◆ Aim ◆
Duplicate the lines from the start of the data through the line containing "evolucion-paro-bar-julio-2008 — [134, 516, 180, 522]", with both ends included.

------ Given data

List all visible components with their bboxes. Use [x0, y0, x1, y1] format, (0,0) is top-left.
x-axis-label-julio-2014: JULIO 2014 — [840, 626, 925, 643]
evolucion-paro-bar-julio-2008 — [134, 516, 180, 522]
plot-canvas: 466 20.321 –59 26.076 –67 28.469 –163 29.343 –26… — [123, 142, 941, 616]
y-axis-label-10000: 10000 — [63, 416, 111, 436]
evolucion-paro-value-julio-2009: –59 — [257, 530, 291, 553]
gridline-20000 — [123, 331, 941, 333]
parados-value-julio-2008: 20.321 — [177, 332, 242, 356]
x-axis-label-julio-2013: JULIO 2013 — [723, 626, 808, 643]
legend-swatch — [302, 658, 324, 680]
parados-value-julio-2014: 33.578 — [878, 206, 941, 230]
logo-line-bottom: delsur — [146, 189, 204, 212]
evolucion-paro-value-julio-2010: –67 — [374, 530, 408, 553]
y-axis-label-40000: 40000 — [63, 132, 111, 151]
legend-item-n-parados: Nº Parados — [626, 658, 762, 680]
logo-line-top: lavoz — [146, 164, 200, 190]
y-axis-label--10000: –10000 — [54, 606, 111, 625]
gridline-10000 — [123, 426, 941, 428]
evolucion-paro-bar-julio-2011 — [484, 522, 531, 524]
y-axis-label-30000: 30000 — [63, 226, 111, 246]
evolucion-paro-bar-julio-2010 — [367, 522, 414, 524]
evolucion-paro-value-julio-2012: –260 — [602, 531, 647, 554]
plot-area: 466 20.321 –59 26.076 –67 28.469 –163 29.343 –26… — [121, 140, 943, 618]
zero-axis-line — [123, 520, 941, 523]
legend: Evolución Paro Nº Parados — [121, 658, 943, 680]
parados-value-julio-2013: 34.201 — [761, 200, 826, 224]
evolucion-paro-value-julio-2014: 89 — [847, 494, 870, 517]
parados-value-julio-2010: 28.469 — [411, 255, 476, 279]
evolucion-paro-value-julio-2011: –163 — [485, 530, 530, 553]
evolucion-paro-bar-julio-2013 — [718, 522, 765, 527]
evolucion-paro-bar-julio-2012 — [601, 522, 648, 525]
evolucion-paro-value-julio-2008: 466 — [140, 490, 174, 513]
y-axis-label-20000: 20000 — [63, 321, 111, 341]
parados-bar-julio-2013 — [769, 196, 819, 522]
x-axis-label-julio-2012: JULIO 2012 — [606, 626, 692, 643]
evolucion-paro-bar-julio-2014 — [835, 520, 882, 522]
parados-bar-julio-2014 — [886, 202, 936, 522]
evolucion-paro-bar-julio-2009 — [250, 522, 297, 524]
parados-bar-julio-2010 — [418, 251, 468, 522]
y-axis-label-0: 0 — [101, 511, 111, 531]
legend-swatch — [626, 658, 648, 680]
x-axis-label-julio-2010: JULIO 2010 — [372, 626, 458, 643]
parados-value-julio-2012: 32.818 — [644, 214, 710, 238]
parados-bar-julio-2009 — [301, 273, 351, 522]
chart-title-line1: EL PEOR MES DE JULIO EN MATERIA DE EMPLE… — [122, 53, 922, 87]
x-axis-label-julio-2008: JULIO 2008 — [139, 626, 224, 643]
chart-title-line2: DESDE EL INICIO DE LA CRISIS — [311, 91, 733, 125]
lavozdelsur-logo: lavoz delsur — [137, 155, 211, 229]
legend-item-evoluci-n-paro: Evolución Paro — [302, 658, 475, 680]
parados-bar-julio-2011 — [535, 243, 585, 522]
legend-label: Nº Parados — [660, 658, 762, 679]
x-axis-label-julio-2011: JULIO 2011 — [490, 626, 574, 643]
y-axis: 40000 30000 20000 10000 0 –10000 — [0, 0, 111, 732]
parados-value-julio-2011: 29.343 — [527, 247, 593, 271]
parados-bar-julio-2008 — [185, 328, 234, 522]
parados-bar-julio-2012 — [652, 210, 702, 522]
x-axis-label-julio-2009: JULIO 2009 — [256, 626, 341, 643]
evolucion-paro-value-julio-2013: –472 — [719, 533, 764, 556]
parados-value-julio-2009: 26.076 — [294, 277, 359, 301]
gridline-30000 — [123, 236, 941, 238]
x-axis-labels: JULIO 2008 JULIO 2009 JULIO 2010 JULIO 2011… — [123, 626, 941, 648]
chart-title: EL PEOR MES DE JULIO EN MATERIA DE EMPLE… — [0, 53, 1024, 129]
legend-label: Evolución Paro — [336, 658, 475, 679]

------------

◆ Finished answer ◆
List all visible components with their bboxes. Use [x0, y0, x1, y1] format, (0,0) is top-left.
x-axis-label-julio-2014: JULIO 2014 — [840, 626, 925, 643]
evolucion-paro-bar-julio-2008 — [134, 516, 180, 522]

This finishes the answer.